Beginning with the line that contains "Read all visible text", extract each line through the end of the listing below, with no additions or omissions.

★ ★ ★ ★

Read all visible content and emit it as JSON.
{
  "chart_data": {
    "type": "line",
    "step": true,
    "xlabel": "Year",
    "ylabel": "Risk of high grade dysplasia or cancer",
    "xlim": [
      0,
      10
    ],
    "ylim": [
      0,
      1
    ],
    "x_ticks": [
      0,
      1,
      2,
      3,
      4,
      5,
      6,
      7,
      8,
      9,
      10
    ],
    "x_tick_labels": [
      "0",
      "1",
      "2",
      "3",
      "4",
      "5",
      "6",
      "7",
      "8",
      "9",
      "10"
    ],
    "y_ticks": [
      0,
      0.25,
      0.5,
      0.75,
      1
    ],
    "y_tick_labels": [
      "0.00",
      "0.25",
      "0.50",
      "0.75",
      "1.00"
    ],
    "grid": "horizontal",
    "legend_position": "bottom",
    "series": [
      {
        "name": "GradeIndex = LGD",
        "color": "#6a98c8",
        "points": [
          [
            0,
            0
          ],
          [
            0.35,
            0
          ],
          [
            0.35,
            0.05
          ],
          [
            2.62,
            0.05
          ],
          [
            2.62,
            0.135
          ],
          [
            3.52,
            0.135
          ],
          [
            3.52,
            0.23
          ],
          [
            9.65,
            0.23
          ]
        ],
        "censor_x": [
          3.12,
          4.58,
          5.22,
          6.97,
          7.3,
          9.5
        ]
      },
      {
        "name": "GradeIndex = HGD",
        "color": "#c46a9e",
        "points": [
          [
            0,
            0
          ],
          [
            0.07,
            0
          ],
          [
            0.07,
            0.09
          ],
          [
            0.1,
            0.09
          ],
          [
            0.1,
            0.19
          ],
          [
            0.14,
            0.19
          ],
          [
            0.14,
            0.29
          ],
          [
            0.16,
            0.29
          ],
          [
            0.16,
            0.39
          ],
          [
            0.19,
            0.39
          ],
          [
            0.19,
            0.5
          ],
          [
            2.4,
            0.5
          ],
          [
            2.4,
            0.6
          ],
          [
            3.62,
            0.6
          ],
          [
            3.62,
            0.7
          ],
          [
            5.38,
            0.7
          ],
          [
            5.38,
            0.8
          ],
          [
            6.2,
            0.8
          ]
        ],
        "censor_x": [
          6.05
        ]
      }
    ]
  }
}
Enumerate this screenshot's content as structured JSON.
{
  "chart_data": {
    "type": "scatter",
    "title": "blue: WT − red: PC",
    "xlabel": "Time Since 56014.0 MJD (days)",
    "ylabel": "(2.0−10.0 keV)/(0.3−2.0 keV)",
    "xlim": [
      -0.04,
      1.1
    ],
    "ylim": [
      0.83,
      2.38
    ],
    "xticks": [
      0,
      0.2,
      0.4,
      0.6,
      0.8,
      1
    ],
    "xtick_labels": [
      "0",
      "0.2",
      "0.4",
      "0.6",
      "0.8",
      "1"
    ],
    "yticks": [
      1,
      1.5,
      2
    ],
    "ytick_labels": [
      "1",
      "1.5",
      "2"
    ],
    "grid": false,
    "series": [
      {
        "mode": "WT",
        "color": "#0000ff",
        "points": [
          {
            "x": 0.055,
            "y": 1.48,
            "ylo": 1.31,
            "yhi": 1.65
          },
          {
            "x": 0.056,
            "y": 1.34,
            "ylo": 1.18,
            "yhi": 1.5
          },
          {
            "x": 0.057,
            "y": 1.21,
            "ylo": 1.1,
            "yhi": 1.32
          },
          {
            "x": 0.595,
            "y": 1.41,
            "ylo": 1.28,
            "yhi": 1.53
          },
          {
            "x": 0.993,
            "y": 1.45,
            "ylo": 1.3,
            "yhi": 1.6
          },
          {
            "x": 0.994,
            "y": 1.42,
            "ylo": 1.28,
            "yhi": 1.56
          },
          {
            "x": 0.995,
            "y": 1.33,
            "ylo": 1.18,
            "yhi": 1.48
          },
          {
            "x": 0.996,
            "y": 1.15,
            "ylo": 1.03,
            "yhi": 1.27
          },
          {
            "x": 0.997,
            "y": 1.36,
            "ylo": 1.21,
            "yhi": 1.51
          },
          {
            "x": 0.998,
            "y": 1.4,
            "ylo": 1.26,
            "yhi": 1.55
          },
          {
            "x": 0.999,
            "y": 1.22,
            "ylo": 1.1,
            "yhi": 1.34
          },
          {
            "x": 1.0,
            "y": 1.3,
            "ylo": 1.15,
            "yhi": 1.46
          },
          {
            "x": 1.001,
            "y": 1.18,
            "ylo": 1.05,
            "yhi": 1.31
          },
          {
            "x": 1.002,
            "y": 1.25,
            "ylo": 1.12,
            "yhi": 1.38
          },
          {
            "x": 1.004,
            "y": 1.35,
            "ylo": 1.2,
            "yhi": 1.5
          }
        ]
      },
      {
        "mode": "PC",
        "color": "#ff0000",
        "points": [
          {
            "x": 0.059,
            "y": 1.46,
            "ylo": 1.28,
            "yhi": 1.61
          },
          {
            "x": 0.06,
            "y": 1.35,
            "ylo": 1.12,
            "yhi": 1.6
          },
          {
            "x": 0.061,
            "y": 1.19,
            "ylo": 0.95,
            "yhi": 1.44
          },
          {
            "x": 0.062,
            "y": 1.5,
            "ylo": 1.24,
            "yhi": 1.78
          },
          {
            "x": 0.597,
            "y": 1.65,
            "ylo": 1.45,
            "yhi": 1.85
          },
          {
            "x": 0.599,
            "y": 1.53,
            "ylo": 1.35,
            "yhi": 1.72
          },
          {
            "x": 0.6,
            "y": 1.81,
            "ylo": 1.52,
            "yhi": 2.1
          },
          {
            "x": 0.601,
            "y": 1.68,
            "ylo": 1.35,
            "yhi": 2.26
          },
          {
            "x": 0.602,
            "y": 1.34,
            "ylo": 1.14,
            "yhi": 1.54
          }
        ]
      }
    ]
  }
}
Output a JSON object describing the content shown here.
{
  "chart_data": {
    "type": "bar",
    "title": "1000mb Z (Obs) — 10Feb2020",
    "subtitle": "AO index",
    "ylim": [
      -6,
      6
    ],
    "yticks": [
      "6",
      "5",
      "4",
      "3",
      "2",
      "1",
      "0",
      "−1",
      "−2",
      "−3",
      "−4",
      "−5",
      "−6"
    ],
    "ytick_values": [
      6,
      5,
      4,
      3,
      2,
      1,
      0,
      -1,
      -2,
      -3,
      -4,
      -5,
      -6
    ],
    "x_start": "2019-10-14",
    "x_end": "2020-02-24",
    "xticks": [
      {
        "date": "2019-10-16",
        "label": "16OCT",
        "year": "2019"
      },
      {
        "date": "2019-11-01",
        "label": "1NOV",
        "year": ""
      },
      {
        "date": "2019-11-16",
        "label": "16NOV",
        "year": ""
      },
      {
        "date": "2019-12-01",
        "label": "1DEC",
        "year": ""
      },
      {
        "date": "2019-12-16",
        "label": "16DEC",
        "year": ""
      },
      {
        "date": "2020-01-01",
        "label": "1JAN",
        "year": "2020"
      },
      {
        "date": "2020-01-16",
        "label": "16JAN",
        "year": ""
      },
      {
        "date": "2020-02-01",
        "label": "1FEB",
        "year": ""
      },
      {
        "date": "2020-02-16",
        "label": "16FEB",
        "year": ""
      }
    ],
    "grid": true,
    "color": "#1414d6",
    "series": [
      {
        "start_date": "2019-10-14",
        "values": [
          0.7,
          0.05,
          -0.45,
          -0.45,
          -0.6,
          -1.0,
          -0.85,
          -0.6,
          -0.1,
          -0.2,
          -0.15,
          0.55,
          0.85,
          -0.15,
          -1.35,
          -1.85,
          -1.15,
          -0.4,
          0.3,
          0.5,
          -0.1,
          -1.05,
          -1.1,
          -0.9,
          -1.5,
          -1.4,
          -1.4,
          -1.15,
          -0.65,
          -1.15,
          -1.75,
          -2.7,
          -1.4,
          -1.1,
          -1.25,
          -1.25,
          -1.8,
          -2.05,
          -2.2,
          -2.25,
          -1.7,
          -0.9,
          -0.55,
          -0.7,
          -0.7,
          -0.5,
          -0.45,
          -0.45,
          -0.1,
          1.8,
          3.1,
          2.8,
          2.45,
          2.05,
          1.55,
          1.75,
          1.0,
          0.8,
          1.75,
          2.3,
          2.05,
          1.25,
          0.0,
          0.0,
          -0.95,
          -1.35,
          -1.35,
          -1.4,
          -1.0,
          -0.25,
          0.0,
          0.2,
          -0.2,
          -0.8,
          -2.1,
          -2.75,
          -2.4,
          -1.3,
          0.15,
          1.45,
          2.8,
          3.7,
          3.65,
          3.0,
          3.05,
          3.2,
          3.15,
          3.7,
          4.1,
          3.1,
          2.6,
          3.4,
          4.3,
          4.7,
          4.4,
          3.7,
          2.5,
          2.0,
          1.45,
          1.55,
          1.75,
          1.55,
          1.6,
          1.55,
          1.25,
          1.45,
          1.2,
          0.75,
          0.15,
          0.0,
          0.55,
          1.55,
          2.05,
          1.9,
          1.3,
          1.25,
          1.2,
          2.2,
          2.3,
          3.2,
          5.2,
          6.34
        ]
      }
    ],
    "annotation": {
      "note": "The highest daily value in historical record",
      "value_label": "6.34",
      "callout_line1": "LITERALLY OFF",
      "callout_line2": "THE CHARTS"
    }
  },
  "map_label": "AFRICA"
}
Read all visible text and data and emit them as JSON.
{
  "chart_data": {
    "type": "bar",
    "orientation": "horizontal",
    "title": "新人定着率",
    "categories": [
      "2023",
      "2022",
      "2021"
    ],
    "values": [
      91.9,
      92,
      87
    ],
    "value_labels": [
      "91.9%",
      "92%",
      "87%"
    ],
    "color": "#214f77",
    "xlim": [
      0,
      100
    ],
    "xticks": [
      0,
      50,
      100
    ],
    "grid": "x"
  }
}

★ ★ ★ ★

RESULT OF THE TASK:
Read all visible text and data and emit them as JSON.
{
  "chart_data": {
    "type": "bar",
    "orientation": "horizontal",
    "title": "新人定着率",
    "categories": [
      "2023",
      "2022",
      "2021"
    ],
    "values": [
      91.9,
      92,
      87
    ],
    "value_labels": [
      "91.9%",
      "92%",
      "87%"
    ],
    "color": "#214f77",
    "xlim": [
      0,
      100
    ],
    "xticks": [
      0,
      50,
      100
    ],
    "grid": "x"
  }
}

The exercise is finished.